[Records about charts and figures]
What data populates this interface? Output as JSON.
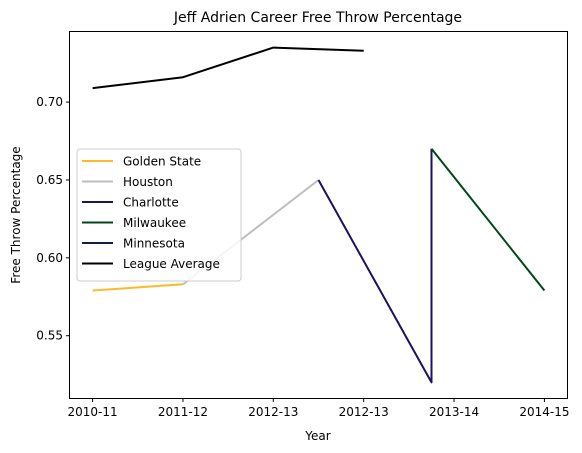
{
  "chart_data": {
    "type": "line",
    "title": "Jeff Adrien Career Free Throw Percentage",
    "xlabel": "Year",
    "ylabel": "Free Throw Percentage",
    "x_ticks": [
      {
        "value": 0.0,
        "label": "2010-11"
      },
      {
        "value": 1.0,
        "label": "2011-12"
      },
      {
        "value": 2.0,
        "label": "2012-13"
      },
      {
        "value": 3.0,
        "label": "2012-13"
      },
      {
        "value": 4.0,
        "label": "2013-14"
      },
      {
        "value": 5.0,
        "label": "2014-15"
      }
    ],
    "y_ticks": [
      0.55,
      0.6,
      0.65,
      0.7
    ],
    "xlim": [
      -0.25,
      5.25
    ],
    "ylim": [
      0.51,
      0.745
    ],
    "grid": false,
    "legend_position": "center-left",
    "series": [
      {
        "name": "Golden State",
        "color": "#FDB927",
        "points": [
          [
            0.0,
            0.579
          ],
          [
            1.0,
            0.583
          ]
        ]
      },
      {
        "name": "Houston",
        "color": "#BEBEBE",
        "points": [
          [
            1.0,
            0.583
          ],
          [
            2.5,
            0.65
          ]
        ]
      },
      {
        "name": "Charlotte",
        "color": "#1D1160",
        "points": [
          [
            2.5,
            0.65
          ],
          [
            3.75,
            0.52
          ],
          [
            3.75,
            0.67
          ]
        ]
      },
      {
        "name": "Milwaukee",
        "color": "#00471B",
        "points": [
          [
            3.75,
            0.67
          ],
          [
            5.0,
            0.579
          ]
        ]
      },
      {
        "name": "Minnesota",
        "color": "#0C2340",
        "points": []
      },
      {
        "name": "League Average",
        "color": "#000000",
        "points": [
          [
            0.0,
            0.709
          ],
          [
            1.0,
            0.716
          ],
          [
            2.0,
            0.735
          ],
          [
            3.0,
            0.733
          ]
        ]
      }
    ]
  }
}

• **Exercise brief**: Each line of the material must be retyped exactly, except that images are omitted.

• **Answer to this exercise**:
What data populates this interface? Output as JSON.
{
  "chart_data": {
    "type": "line",
    "title": "Jeff Adrien Career Free Throw Percentage",
    "xlabel": "Year",
    "ylabel": "Free Throw Percentage",
    "x_ticks": [
      {
        "value": 0.0,
        "label": "2010-11"
      },
      {
        "value": 1.0,
        "label": "2011-12"
      },
      {
        "value": 2.0,
        "label": "2012-13"
      },
      {
        "value": 3.0,
        "label": "2012-13"
      },
      {
        "value": 4.0,
        "label": "2013-14"
      },
      {
        "value": 5.0,
        "label": "2014-15"
      }
    ],
    "y_ticks": [
      0.55,
      0.6,
      0.65,
      0.7
    ],
    "xlim": [
      -0.25,
      5.25
    ],
    "ylim": [
      0.51,
      0.745
    ],
    "grid": false,
    "legend_position": "center-left",
    "series": [
      {
        "name": "Golden State",
        "color": "#FDB927",
        "points": [
          [
            0.0,
            0.579
          ],
          [
            1.0,
            0.583
          ]
        ]
      },
      {
        "name": "Houston",
        "color": "#BEBEBE",
        "points": [
          [
            1.0,
            0.583
          ],
          [
            2.5,
            0.65
          ]
        ]
      },
      {
        "name": "Charlotte",
        "color": "#1D1160",
        "points": [
          [
            2.5,
            0.65
          ],
          [
            3.75,
            0.52
          ],
          [
            3.75,
            0.67
          ]
        ]
      },
      {
        "name": "Milwaukee",
        "color": "#00471B",
        "points": [
          [
            3.75,
            0.67
          ],
          [
            5.0,
            0.579
          ]
        ]
      },
      {
        "name": "Minnesota",
        "color": "#0C2340",
        "points": []
      },
      {
        "name": "League Average",
        "color": "#000000",
        "points": [
          [
            0.0,
            0.709
          ],
          [
            1.0,
            0.716
          ],
          [
            2.0,
            0.735
          ],
          [
            3.0,
            0.733
          ]
        ]
      }
    ]
  }
}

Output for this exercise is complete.